- _Given exercise_
In the entries that follow, how many lines contain "rolled"? Answer with the number only.

========================

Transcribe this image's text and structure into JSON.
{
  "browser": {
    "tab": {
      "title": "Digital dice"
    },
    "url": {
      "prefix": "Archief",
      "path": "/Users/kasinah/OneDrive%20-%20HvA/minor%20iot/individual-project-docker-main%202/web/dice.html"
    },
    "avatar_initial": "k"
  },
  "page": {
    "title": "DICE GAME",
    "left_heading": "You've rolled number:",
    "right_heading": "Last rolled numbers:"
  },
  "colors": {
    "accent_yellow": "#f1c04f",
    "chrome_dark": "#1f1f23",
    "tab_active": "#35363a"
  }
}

========================

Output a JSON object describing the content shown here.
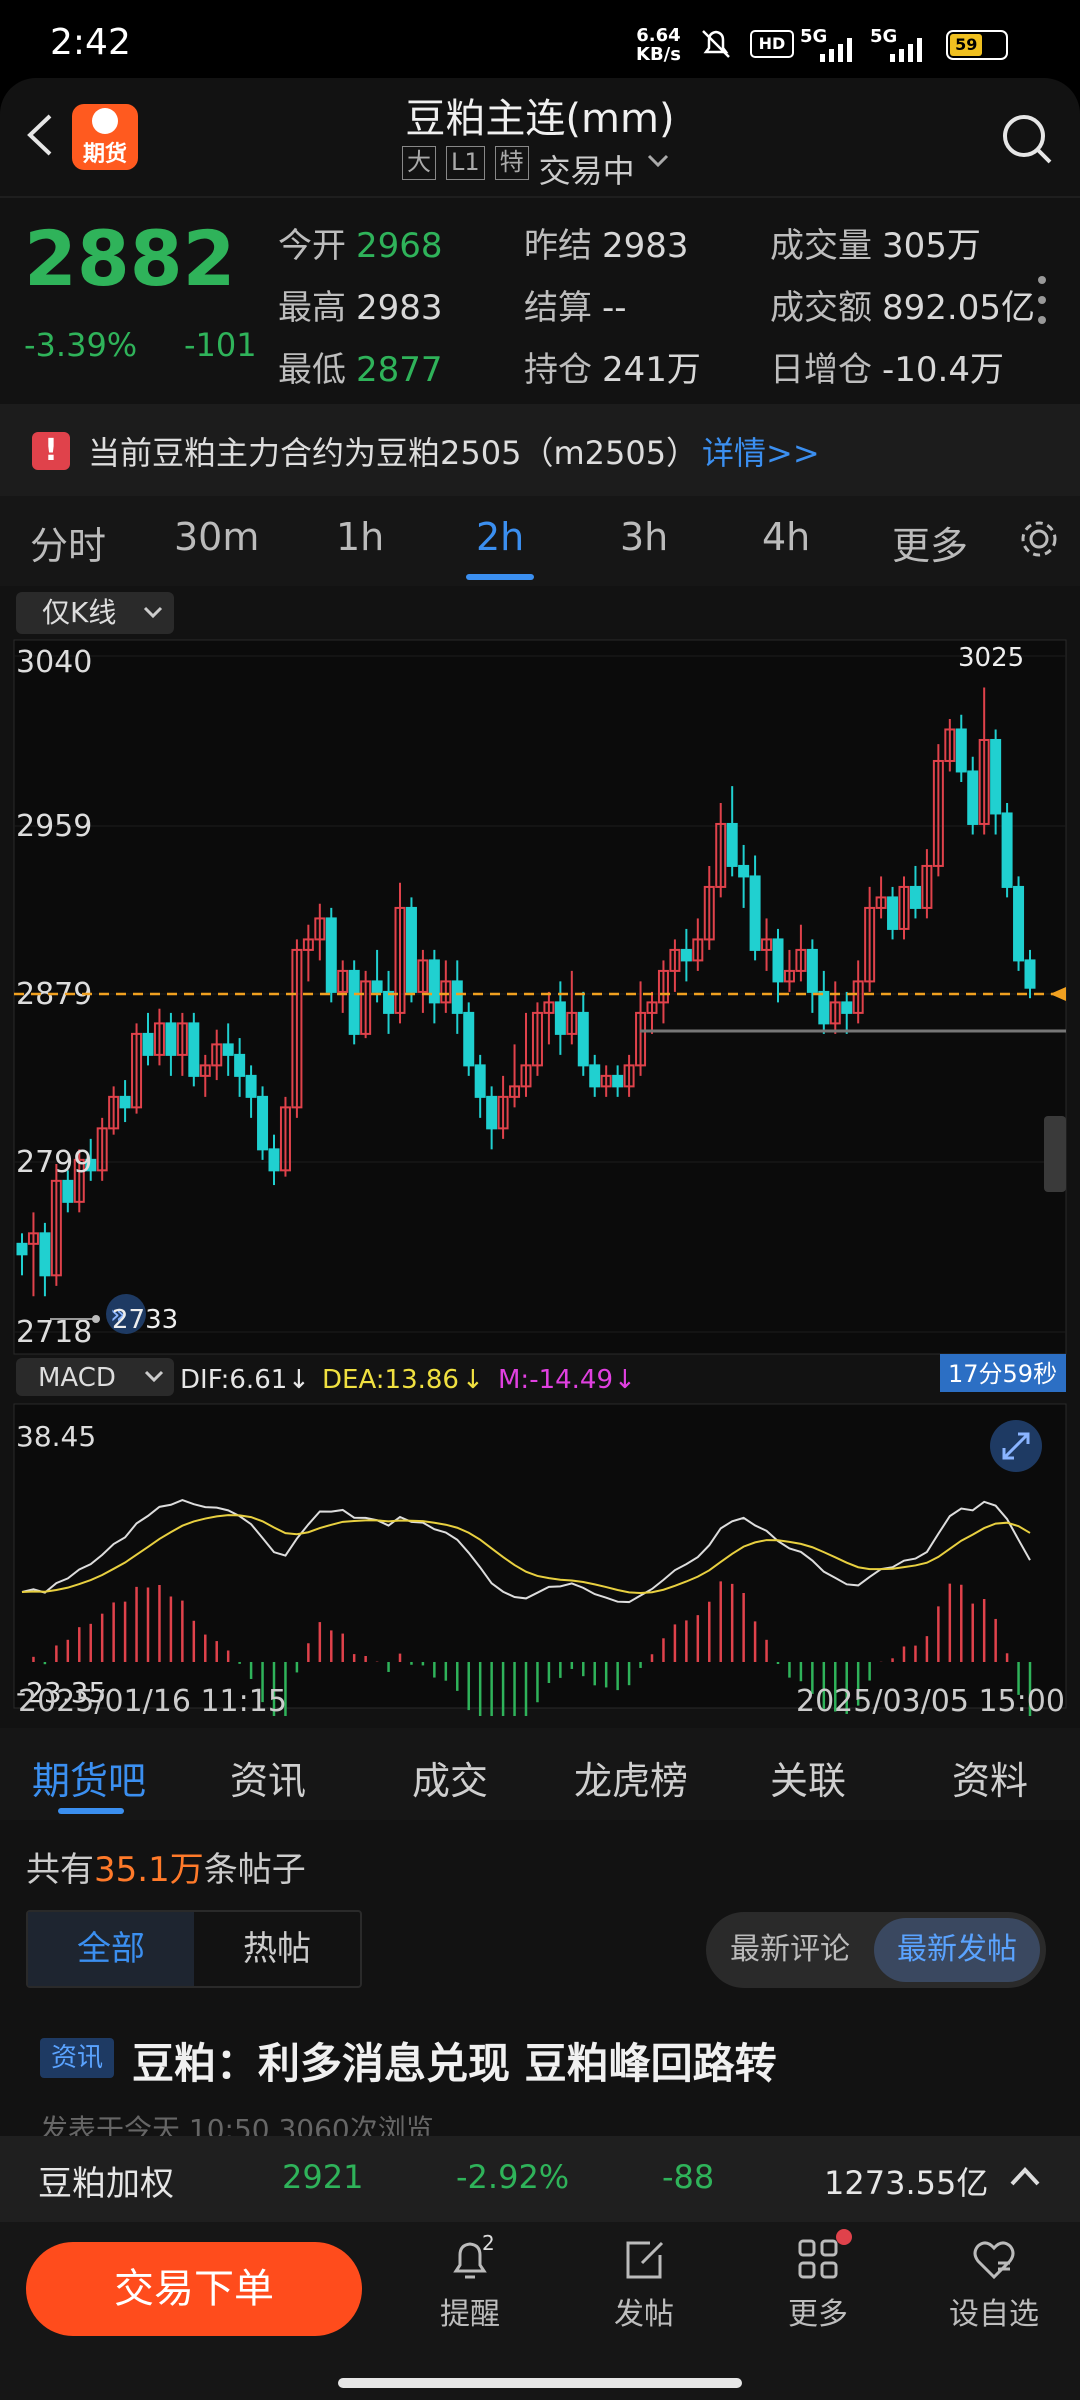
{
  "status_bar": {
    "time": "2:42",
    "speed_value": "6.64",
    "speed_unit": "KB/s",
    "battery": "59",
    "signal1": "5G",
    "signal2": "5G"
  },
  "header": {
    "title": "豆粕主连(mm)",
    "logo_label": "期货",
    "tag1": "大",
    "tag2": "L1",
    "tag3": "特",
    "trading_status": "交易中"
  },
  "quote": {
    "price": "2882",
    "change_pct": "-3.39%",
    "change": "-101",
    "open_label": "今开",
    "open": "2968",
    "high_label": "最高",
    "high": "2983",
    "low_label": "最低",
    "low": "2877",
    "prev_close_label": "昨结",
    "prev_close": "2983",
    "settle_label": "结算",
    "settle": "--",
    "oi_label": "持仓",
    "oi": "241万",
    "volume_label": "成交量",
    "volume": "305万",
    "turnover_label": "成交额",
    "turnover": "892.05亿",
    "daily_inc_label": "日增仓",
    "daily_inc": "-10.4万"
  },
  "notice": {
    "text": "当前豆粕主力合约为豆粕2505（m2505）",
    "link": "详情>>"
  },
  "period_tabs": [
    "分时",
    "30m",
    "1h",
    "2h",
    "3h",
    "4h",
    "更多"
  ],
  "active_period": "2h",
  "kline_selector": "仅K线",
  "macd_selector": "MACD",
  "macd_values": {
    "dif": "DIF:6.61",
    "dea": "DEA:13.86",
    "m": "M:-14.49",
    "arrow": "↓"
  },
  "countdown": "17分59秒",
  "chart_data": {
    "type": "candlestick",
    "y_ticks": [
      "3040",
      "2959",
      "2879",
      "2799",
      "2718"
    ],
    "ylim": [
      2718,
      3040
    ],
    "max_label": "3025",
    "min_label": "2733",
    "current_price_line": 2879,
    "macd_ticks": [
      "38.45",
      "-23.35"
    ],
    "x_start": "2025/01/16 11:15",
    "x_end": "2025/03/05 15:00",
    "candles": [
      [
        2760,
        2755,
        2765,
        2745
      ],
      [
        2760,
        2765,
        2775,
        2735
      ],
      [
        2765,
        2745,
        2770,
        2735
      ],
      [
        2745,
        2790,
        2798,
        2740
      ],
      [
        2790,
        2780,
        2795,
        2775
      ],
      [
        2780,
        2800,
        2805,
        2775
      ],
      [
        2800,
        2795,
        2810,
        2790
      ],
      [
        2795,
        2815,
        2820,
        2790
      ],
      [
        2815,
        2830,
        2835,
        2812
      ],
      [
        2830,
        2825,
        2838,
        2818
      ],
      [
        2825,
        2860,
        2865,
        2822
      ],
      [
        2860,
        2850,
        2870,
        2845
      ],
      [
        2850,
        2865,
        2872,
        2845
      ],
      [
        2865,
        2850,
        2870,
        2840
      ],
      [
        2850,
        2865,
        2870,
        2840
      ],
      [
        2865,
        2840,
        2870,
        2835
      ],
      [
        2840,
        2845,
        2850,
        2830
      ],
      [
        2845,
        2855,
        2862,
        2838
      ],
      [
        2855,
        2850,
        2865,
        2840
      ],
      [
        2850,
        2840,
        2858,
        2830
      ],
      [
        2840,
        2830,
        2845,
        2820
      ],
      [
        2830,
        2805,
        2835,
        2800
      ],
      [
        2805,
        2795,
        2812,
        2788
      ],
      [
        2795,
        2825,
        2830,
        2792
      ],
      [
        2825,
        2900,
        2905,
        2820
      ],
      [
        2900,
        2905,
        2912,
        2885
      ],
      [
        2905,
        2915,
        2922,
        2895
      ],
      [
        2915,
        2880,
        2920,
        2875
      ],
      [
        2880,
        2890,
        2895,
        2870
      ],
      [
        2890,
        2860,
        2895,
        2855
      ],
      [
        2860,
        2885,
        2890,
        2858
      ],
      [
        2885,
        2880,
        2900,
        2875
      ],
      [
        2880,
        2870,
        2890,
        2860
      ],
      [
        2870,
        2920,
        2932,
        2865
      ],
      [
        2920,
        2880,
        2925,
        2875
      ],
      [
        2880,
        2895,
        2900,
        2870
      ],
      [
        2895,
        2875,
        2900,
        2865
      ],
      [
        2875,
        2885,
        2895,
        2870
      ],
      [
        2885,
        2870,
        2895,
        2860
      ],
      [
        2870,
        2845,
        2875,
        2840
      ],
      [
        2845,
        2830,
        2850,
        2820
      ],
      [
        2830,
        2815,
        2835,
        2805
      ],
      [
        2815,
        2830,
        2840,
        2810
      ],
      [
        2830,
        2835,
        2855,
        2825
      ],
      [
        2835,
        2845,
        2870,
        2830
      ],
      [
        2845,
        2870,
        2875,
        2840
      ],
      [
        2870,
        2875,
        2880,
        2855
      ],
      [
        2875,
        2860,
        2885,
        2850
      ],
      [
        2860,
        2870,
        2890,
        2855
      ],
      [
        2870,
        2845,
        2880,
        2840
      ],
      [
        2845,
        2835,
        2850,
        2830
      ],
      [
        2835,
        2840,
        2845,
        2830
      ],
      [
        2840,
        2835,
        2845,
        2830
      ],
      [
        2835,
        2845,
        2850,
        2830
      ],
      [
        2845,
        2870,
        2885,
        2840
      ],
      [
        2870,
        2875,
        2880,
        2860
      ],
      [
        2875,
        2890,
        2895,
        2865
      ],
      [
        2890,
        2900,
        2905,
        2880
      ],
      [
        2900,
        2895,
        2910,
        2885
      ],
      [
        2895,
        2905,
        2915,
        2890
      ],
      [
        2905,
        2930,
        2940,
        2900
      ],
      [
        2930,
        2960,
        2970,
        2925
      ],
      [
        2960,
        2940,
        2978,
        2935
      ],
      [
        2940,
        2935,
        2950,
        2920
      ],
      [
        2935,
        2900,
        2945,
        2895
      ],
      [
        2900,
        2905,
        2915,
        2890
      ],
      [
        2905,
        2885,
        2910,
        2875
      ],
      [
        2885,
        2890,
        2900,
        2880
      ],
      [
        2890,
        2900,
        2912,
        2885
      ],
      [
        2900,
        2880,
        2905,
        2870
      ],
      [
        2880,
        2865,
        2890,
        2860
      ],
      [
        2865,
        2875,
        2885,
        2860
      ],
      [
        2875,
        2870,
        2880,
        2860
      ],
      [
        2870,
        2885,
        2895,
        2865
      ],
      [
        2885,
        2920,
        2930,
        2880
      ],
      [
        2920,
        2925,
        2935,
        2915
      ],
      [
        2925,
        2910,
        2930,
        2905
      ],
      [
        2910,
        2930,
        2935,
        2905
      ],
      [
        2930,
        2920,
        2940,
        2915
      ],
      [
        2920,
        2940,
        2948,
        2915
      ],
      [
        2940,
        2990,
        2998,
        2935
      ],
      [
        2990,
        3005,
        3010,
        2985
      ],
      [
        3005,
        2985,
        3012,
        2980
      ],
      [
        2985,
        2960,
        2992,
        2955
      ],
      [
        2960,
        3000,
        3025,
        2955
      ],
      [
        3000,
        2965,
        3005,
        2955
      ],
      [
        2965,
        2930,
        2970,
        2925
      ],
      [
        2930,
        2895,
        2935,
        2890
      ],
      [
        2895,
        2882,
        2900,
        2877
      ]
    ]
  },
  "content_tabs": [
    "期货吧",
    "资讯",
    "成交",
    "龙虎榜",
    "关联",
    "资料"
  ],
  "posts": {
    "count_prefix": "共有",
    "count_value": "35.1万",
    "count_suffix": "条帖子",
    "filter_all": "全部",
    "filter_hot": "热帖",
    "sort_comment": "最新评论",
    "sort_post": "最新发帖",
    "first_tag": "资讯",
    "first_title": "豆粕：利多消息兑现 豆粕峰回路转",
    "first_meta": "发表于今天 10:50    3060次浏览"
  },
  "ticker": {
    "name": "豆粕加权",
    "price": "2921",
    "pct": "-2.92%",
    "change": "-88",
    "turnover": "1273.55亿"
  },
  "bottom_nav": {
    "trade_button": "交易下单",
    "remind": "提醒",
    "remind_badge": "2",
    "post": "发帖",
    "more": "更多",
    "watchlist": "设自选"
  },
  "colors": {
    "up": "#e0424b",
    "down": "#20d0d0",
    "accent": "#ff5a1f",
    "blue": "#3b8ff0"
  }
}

========================

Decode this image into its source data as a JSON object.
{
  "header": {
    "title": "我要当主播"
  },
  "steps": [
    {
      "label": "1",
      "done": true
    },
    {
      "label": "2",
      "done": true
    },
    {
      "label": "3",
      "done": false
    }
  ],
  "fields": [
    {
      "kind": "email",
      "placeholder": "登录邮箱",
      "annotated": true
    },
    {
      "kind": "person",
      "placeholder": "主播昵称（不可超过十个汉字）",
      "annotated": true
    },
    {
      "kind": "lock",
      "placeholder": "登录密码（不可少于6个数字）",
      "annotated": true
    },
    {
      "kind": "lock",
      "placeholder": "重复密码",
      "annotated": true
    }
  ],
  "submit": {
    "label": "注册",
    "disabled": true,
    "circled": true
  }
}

========================

- _Answer to this exercise_
2